### [Dataset records]
———
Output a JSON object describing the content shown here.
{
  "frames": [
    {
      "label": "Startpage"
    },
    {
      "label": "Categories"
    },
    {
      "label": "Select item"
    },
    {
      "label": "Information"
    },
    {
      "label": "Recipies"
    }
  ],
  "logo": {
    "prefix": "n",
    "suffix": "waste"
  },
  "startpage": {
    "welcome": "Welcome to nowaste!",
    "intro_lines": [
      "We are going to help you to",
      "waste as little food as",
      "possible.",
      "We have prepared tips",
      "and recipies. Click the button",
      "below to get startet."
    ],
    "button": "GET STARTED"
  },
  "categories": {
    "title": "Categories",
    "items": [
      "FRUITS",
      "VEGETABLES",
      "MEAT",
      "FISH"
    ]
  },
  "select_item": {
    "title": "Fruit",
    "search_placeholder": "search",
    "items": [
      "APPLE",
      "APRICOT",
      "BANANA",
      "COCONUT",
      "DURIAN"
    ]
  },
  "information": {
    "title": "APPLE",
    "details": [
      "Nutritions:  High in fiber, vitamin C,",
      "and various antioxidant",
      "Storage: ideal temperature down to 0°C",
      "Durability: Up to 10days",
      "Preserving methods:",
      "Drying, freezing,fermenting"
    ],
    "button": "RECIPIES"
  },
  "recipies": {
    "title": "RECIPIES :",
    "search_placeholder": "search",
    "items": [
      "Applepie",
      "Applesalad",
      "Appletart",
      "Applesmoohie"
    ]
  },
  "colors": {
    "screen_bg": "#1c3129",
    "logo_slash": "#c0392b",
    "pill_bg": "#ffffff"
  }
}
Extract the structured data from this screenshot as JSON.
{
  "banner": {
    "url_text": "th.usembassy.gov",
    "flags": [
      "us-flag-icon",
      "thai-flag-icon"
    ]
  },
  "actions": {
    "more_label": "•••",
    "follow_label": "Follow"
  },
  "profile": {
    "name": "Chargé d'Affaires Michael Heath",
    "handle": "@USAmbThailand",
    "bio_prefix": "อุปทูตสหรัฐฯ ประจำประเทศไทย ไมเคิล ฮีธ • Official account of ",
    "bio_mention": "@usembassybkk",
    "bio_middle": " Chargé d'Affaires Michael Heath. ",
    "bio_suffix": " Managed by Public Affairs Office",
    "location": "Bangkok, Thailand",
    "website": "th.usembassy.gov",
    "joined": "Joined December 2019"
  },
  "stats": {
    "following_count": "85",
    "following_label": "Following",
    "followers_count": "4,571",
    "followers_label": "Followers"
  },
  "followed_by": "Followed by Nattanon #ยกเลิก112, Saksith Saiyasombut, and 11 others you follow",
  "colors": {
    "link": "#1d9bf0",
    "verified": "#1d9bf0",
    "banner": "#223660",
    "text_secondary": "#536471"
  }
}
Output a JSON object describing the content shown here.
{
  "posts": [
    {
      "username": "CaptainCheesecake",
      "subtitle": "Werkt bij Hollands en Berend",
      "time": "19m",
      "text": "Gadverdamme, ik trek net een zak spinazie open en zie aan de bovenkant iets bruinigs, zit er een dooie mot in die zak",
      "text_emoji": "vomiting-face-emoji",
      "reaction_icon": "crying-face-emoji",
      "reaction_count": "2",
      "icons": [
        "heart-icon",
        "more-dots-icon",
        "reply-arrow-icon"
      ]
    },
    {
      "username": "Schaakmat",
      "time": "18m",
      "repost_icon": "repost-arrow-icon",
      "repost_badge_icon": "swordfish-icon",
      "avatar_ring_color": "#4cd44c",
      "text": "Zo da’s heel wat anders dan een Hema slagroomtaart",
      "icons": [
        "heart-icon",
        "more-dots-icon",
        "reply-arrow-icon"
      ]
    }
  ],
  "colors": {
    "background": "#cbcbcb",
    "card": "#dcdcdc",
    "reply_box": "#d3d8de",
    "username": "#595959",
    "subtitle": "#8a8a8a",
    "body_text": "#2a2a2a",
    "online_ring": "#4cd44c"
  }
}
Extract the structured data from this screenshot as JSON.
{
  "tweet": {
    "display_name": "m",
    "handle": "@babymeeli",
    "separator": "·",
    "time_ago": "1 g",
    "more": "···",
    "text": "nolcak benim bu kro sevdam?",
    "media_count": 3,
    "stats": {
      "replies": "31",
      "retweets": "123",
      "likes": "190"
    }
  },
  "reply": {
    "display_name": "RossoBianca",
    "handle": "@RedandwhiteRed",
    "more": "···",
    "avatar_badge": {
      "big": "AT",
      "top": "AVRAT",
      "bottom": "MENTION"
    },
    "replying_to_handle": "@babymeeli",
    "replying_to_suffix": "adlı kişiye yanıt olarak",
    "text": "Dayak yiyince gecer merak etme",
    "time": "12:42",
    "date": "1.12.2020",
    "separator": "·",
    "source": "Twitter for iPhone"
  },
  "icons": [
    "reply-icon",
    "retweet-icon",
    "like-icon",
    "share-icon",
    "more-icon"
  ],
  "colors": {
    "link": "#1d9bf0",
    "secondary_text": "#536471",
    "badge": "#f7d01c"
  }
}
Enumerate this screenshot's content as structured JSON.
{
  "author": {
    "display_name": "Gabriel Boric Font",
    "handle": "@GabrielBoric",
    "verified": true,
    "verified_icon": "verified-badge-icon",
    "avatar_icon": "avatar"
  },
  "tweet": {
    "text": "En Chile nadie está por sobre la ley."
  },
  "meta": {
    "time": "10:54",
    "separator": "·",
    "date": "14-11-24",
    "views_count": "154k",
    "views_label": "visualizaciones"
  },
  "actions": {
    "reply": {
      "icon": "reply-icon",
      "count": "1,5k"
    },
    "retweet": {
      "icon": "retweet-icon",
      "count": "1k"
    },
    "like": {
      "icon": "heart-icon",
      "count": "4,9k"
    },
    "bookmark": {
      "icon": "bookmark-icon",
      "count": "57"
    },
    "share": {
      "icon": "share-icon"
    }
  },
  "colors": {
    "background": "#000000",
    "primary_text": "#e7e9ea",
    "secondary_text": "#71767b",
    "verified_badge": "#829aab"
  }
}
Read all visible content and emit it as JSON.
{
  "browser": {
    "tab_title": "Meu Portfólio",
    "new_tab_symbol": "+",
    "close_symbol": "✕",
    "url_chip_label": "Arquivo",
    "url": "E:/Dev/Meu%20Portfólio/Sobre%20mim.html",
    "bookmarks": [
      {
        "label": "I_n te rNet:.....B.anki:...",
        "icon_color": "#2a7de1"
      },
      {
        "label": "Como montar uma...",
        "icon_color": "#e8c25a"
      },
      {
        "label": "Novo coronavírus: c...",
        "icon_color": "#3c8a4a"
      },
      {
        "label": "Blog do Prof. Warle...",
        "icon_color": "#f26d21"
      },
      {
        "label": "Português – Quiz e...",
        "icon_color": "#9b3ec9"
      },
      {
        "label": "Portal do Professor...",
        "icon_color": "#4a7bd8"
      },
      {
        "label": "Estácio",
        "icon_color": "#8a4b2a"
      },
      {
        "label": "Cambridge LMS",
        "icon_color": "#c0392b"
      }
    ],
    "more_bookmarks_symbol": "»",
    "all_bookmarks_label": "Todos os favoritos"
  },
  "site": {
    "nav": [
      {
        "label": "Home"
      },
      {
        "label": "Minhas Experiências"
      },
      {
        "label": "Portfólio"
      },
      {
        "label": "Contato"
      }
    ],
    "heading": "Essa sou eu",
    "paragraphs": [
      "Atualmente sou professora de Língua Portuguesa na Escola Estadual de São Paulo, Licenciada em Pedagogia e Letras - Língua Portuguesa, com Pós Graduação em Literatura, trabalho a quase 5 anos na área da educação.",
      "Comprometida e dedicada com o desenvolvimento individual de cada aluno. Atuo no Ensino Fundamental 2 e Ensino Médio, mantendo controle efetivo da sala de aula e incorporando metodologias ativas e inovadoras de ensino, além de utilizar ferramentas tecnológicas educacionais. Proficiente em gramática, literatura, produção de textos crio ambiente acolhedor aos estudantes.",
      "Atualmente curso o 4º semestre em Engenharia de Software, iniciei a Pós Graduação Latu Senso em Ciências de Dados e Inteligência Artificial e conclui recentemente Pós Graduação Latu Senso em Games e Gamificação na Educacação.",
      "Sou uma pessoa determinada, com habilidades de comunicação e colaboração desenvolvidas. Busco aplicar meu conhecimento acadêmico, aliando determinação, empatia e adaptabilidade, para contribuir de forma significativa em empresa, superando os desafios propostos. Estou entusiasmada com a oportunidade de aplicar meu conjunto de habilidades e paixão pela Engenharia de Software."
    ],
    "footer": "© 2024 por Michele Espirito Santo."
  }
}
———
### [AIM]
Write down only how many lines in the listing contain the word "subtitle".

### [SOLUTION TO THE EXERCISE]
2